Figure dataset records
◆ ◆ ◆ ◆ ◆ ◆ ◆

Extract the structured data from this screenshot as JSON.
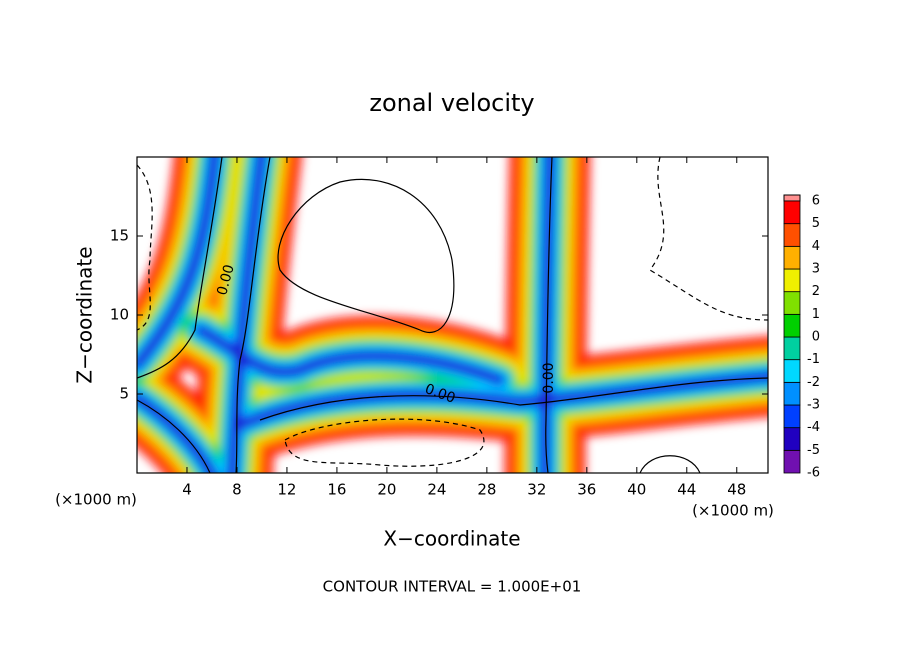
{
  "chart_data": {
    "type": "contour",
    "title": "zonal velocity",
    "xlabel": "X−coordinate",
    "ylabel": "Z−coordinate",
    "x_unit_label": "(×1000 m)",
    "y_unit_label": "(×1000 m)",
    "xlim": [
      0,
      50.5
    ],
    "ylim": [
      0,
      20
    ],
    "xticks": [
      4,
      8,
      12,
      16,
      20,
      24,
      28,
      32,
      36,
      40,
      44,
      48
    ],
    "yticks": [
      5,
      10,
      15
    ],
    "colorbar": {
      "levels": [
        -6,
        -5,
        -4,
        -3,
        -2,
        -1,
        0,
        1,
        2,
        3,
        4,
        5,
        6
      ],
      "colors": [
        "#7010b0",
        "#2000c0",
        "#0040ff",
        "#0090ff",
        "#00d8ff",
        "#00d0a0",
        "#00d000",
        "#80e000",
        "#f0f000",
        "#ffb000",
        "#ff5000",
        "#ff0000"
      ],
      "top_color": "#ff9090"
    },
    "contour_labels": [
      "0.00",
      "0.00",
      "0.00"
    ],
    "footer": "CONTOUR INTERVAL = 1.000E+01"
  }
}
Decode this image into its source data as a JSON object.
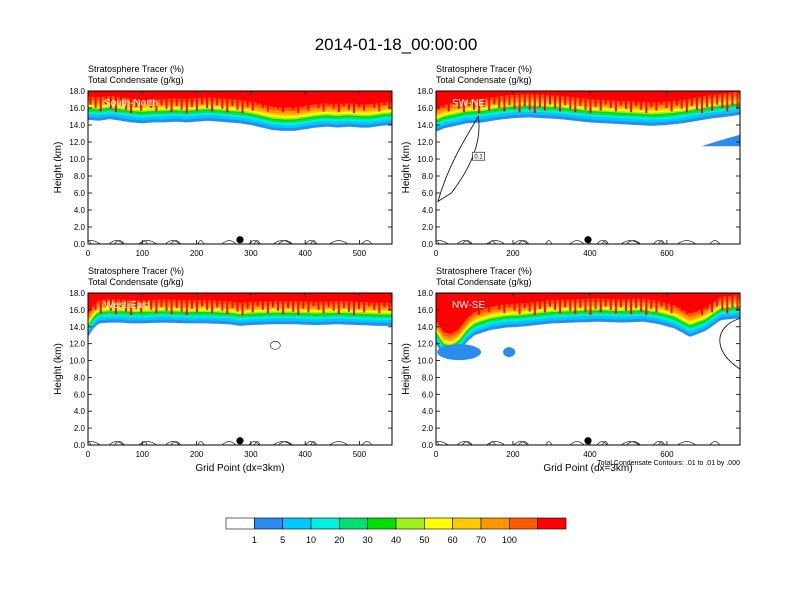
{
  "title": "2014-01-18_00:00:00",
  "chart_data": [
    {
      "type": "heatmap",
      "label": "South-North",
      "header": [
        "Stratosphere Tracer   (%)",
        "Total Condensate   (g/kg)"
      ],
      "ylabel": "Height (km)",
      "xlabel": "",
      "xlim": [
        0,
        560
      ],
      "ylim": [
        0,
        18
      ],
      "xticks": [
        0,
        100,
        200,
        300,
        400,
        500
      ],
      "yticks": [
        0,
        2,
        4,
        6,
        8,
        10,
        12,
        14,
        16,
        18
      ],
      "marker_x": 280,
      "tracer_bottom_km": [
        [
          0,
          14.6
        ],
        [
          20,
          14.5
        ],
        [
          40,
          14.7
        ],
        [
          60,
          14.5
        ],
        [
          80,
          14.3
        ],
        [
          100,
          14.2
        ],
        [
          120,
          14.3
        ],
        [
          140,
          14.3
        ],
        [
          160,
          14.4
        ],
        [
          180,
          14.3
        ],
        [
          200,
          14.4
        ],
        [
          220,
          14.5
        ],
        [
          240,
          14.4
        ],
        [
          260,
          14.3
        ],
        [
          280,
          14.2
        ],
        [
          300,
          14.0
        ],
        [
          320,
          13.7
        ],
        [
          340,
          13.4
        ],
        [
          360,
          13.3
        ],
        [
          380,
          13.3
        ],
        [
          400,
          13.5
        ],
        [
          420,
          13.7
        ],
        [
          440,
          13.8
        ],
        [
          460,
          13.7
        ],
        [
          480,
          13.8
        ],
        [
          500,
          13.7
        ],
        [
          520,
          13.7
        ],
        [
          540,
          13.9
        ],
        [
          560,
          14.0
        ]
      ]
    },
    {
      "type": "heatmap",
      "label": "SW-NE",
      "header": [
        "Stratosphere Tracer   (%)",
        "Total Condensate   (g/kg)"
      ],
      "ylabel": "Height (km)",
      "xlabel": "",
      "xlim": [
        0,
        790
      ],
      "ylim": [
        0,
        18
      ],
      "xticks": [
        0,
        200,
        400,
        600
      ],
      "yticks": [
        0,
        2,
        4,
        6,
        8,
        10,
        12,
        14,
        16,
        18
      ],
      "marker_x": 395,
      "contour_label": "0.1",
      "tracer_bottom_km": [
        [
          0,
          13.2
        ],
        [
          20,
          13.6
        ],
        [
          40,
          13.8
        ],
        [
          60,
          14.0
        ],
        [
          80,
          14.2
        ],
        [
          120,
          14.3
        ],
        [
          160,
          14.6
        ],
        [
          200,
          14.8
        ],
        [
          240,
          14.9
        ],
        [
          280,
          14.8
        ],
        [
          320,
          14.7
        ],
        [
          360,
          14.5
        ],
        [
          400,
          14.3
        ],
        [
          440,
          14.2
        ],
        [
          480,
          14.1
        ],
        [
          520,
          14.0
        ],
        [
          560,
          13.9
        ],
        [
          600,
          14.0
        ],
        [
          640,
          14.2
        ],
        [
          680,
          14.5
        ],
        [
          720,
          14.8
        ],
        [
          760,
          15.0
        ],
        [
          790,
          15.2
        ]
      ]
    },
    {
      "type": "heatmap",
      "label": "West-East",
      "header": [
        "Stratosphere Tracer   (%)",
        "Total Condensate   (g/kg)"
      ],
      "ylabel": "Height (km)",
      "xlabel": "Grid Point (dx=3km)",
      "xlim": [
        0,
        560
      ],
      "ylim": [
        0,
        18
      ],
      "xticks": [
        0,
        100,
        200,
        300,
        400,
        500
      ],
      "yticks": [
        0,
        2,
        4,
        6,
        8,
        10,
        12,
        14,
        16,
        18
      ],
      "marker_x": 280,
      "tracer_bottom_km": [
        [
          0,
          12.8
        ],
        [
          10,
          13.8
        ],
        [
          20,
          14.4
        ],
        [
          40,
          14.5
        ],
        [
          60,
          14.5
        ],
        [
          80,
          14.4
        ],
        [
          100,
          14.4
        ],
        [
          140,
          14.5
        ],
        [
          180,
          14.4
        ],
        [
          220,
          14.4
        ],
        [
          260,
          14.3
        ],
        [
          280,
          14.1
        ],
        [
          300,
          14.2
        ],
        [
          340,
          14.3
        ],
        [
          380,
          14.3
        ],
        [
          420,
          14.2
        ],
        [
          460,
          14.3
        ],
        [
          500,
          14.2
        ],
        [
          540,
          14.1
        ],
        [
          560,
          14.1
        ]
      ]
    },
    {
      "type": "heatmap",
      "label": "NW-SE",
      "header": [
        "Stratosphere Tracer   (%)",
        "Total Condensate   (g/kg)"
      ],
      "ylabel": "Height (km)",
      "xlabel": "Grid Point (dx=3km)",
      "xlim": [
        0,
        790
      ],
      "ylim": [
        0,
        18
      ],
      "xticks": [
        0,
        200,
        400,
        600
      ],
      "yticks": [
        0,
        2,
        4,
        6,
        8,
        10,
        12,
        14,
        16,
        18
      ],
      "marker_x": 395,
      "footnote": "Total Condensate Contours: .01 to .01 by .000",
      "tracer_bottom_km": [
        [
          0,
          12.0
        ],
        [
          20,
          10.6
        ],
        [
          40,
          10.4
        ],
        [
          60,
          11.0
        ],
        [
          80,
          12.2
        ],
        [
          100,
          13.0
        ],
        [
          140,
          13.6
        ],
        [
          180,
          13.9
        ],
        [
          220,
          14.0
        ],
        [
          260,
          14.2
        ],
        [
          300,
          14.4
        ],
        [
          360,
          14.5
        ],
        [
          420,
          14.6
        ],
        [
          480,
          14.5
        ],
        [
          540,
          14.6
        ],
        [
          580,
          14.3
        ],
        [
          620,
          13.8
        ],
        [
          660,
          12.8
        ],
        [
          700,
          13.5
        ],
        [
          740,
          14.8
        ],
        [
          790,
          15.0
        ]
      ]
    }
  ],
  "colorbar": {
    "labels": [
      "1",
      "5",
      "10",
      "20",
      "30",
      "40",
      "50",
      "60",
      "70",
      "100"
    ],
    "colors": [
      "#ffffff",
      "#2b8cf0",
      "#00c8ff",
      "#00f0e0",
      "#00e070",
      "#00e000",
      "#a0f020",
      "#ffff00",
      "#ffc800",
      "#ff9600",
      "#ff5a00",
      "#ff0000"
    ]
  }
}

◆ ◆ ◆ ◆ ◆ ◆ ◆

**SHORT PROBLEM:** Images in the records should not be copied. Repeat all the rest exactly.

**SOLUTION TO THIS EXERCISE:**
Extract the structured data from this screenshot as JSON.
{
  "chart_data": {
    "type": "contour",
    "title": "zonal velocity",
    "xlabel": "X−coordinate",
    "ylabel": "Z−coordinate",
    "x_unit_label": "(×1000 m)",
    "y_unit_label": "(×1000 m)",
    "xlim": [
      0,
      50.5
    ],
    "ylim": [
      0,
      20
    ],
    "xticks": [
      4,
      8,
      12,
      16,
      20,
      24,
      28,
      32,
      36,
      40,
      44,
      48
    ],
    "yticks": [
      5,
      10,
      15
    ],
    "colorbar": {
      "levels": [
        -6,
        -5,
        -4,
        -3,
        -2,
        -1,
        0,
        1,
        2,
        3,
        4,
        5,
        6
      ],
      "colors": [
        "#7010b0",
        "#2000c0",
        "#0040ff",
        "#0090ff",
        "#00d8ff",
        "#00d0a0",
        "#00d000",
        "#80e000",
        "#f0f000",
        "#ffb000",
        "#ff5000",
        "#ff0000"
      ],
      "top_color": "#ff9090"
    },
    "contour_labels": [
      "0.00",
      "0.00",
      "0.00"
    ],
    "footer": "CONTOUR INTERVAL = 1.000E+01"
  }
}
Decode this image into its source data as a JSON object.
{
  "title": "2014-01-18_00:00:00",
  "chart_data": [
    {
      "type": "heatmap",
      "label": "South-North",
      "header": [
        "Stratosphere Tracer   (%)",
        "Total Condensate   (g/kg)"
      ],
      "ylabel": "Height (km)",
      "xlabel": "",
      "xlim": [
        0,
        560
      ],
      "ylim": [
        0,
        18
      ],
      "xticks": [
        0,
        100,
        200,
        300,
        400,
        500
      ],
      "yticks": [
        0,
        2,
        4,
        6,
        8,
        10,
        12,
        14,
        16,
        18
      ],
      "marker_x": 280,
      "tracer_bottom_km": [
        [
          0,
          14.6
        ],
        [
          20,
          14.5
        ],
        [
          40,
          14.7
        ],
        [
          60,
          14.5
        ],
        [
          80,
          14.3
        ],
        [
          100,
          14.2
        ],
        [
          120,
          14.3
        ],
        [
          140,
          14.3
        ],
        [
          160,
          14.4
        ],
        [
          180,
          14.3
        ],
        [
          200,
          14.4
        ],
        [
          220,
          14.5
        ],
        [
          240,
          14.4
        ],
        [
          260,
          14.3
        ],
        [
          280,
          14.2
        ],
        [
          300,
          14.0
        ],
        [
          320,
          13.7
        ],
        [
          340,
          13.4
        ],
        [
          360,
          13.3
        ],
        [
          380,
          13.3
        ],
        [
          400,
          13.5
        ],
        [
          420,
          13.7
        ],
        [
          440,
          13.8
        ],
        [
          460,
          13.7
        ],
        [
          480,
          13.8
        ],
        [
          500,
          13.7
        ],
        [
          520,
          13.7
        ],
        [
          540,
          13.9
        ],
        [
          560,
          14.0
        ]
      ]
    },
    {
      "type": "heatmap",
      "label": "SW-NE",
      "header": [
        "Stratosphere Tracer   (%)",
        "Total Condensate   (g/kg)"
      ],
      "ylabel": "Height (km)",
      "xlabel": "",
      "xlim": [
        0,
        790
      ],
      "ylim": [
        0,
        18
      ],
      "xticks": [
        0,
        200,
        400,
        600
      ],
      "yticks": [
        0,
        2,
        4,
        6,
        8,
        10,
        12,
        14,
        16,
        18
      ],
      "marker_x": 395,
      "contour_label": "0.1",
      "tracer_bottom_km": [
        [
          0,
          13.2
        ],
        [
          20,
          13.6
        ],
        [
          40,
          13.8
        ],
        [
          60,
          14.0
        ],
        [
          80,
          14.2
        ],
        [
          120,
          14.3
        ],
        [
          160,
          14.6
        ],
        [
          200,
          14.8
        ],
        [
          240,
          14.9
        ],
        [
          280,
          14.8
        ],
        [
          320,
          14.7
        ],
        [
          360,
          14.5
        ],
        [
          400,
          14.3
        ],
        [
          440,
          14.2
        ],
        [
          480,
          14.1
        ],
        [
          520,
          14.0
        ],
        [
          560,
          13.9
        ],
        [
          600,
          14.0
        ],
        [
          640,
          14.2
        ],
        [
          680,
          14.5
        ],
        [
          720,
          14.8
        ],
        [
          760,
          15.0
        ],
        [
          790,
          15.2
        ]
      ]
    },
    {
      "type": "heatmap",
      "label": "West-East",
      "header": [
        "Stratosphere Tracer   (%)",
        "Total Condensate   (g/kg)"
      ],
      "ylabel": "Height (km)",
      "xlabel": "Grid Point (dx=3km)",
      "xlim": [
        0,
        560
      ],
      "ylim": [
        0,
        18
      ],
      "xticks": [
        0,
        100,
        200,
        300,
        400,
        500
      ],
      "yticks": [
        0,
        2,
        4,
        6,
        8,
        10,
        12,
        14,
        16,
        18
      ],
      "marker_x": 280,
      "tracer_bottom_km": [
        [
          0,
          12.8
        ],
        [
          10,
          13.8
        ],
        [
          20,
          14.4
        ],
        [
          40,
          14.5
        ],
        [
          60,
          14.5
        ],
        [
          80,
          14.4
        ],
        [
          100,
          14.4
        ],
        [
          140,
          14.5
        ],
        [
          180,
          14.4
        ],
        [
          220,
          14.4
        ],
        [
          260,
          14.3
        ],
        [
          280,
          14.1
        ],
        [
          300,
          14.2
        ],
        [
          340,
          14.3
        ],
        [
          380,
          14.3
        ],
        [
          420,
          14.2
        ],
        [
          460,
          14.3
        ],
        [
          500,
          14.2
        ],
        [
          540,
          14.1
        ],
        [
          560,
          14.1
        ]
      ]
    },
    {
      "type": "heatmap",
      "label": "NW-SE",
      "header": [
        "Stratosphere Tracer   (%)",
        "Total Condensate   (g/kg)"
      ],
      "ylabel": "Height (km)",
      "xlabel": "Grid Point (dx=3km)",
      "xlim": [
        0,
        790
      ],
      "ylim": [
        0,
        18
      ],
      "xticks": [
        0,
        200,
        400,
        600
      ],
      "yticks": [
        0,
        2,
        4,
        6,
        8,
        10,
        12,
        14,
        16,
        18
      ],
      "marker_x": 395,
      "footnote": "Total Condensate Contours: .01 to .01 by .000",
      "tracer_bottom_km": [
        [
          0,
          12.0
        ],
        [
          20,
          10.6
        ],
        [
          40,
          10.4
        ],
        [
          60,
          11.0
        ],
        [
          80,
          12.2
        ],
        [
          100,
          13.0
        ],
        [
          140,
          13.6
        ],
        [
          180,
          13.9
        ],
        [
          220,
          14.0
        ],
        [
          260,
          14.2
        ],
        [
          300,
          14.4
        ],
        [
          360,
          14.5
        ],
        [
          420,
          14.6
        ],
        [
          480,
          14.5
        ],
        [
          540,
          14.6
        ],
        [
          580,
          14.3
        ],
        [
          620,
          13.8
        ],
        [
          660,
          12.8
        ],
        [
          700,
          13.5
        ],
        [
          740,
          14.8
        ],
        [
          790,
          15.0
        ]
      ]
    }
  ],
  "colorbar": {
    "labels": [
      "1",
      "5",
      "10",
      "20",
      "30",
      "40",
      "50",
      "60",
      "70",
      "100"
    ],
    "colors": [
      "#ffffff",
      "#2b8cf0",
      "#00c8ff",
      "#00f0e0",
      "#00e070",
      "#00e000",
      "#a0f020",
      "#ffff00",
      "#ffc800",
      "#ff9600",
      "#ff5a00",
      "#ff0000"
    ]
  }
}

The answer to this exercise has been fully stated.